(Required work)
Each line containing the word "header" must be reported.

● ● ● ●

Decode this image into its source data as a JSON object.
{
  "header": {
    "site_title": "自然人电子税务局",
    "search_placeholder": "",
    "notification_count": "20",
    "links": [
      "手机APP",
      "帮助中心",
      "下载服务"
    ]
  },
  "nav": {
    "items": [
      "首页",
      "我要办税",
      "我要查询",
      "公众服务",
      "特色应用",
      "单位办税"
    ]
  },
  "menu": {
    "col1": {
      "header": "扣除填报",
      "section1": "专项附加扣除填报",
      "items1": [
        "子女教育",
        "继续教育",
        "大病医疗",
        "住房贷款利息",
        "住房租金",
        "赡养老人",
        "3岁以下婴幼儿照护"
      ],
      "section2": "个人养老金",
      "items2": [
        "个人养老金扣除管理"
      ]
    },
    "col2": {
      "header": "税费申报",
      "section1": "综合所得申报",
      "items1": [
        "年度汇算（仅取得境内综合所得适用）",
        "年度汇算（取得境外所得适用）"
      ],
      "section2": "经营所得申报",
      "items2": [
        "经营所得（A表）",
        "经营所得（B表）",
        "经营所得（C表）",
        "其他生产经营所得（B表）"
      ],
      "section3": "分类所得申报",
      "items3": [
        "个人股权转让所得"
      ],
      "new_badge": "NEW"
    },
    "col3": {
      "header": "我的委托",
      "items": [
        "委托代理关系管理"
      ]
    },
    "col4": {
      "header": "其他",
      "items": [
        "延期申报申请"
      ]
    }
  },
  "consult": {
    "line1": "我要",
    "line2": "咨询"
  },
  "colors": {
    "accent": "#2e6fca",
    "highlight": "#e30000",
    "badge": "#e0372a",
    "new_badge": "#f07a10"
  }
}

● ● ● ●

(The output)
  "header": {
      "header": "扣除填报",
      "header": "税费申报",
      "header": "我的委托",
      "header": "其他",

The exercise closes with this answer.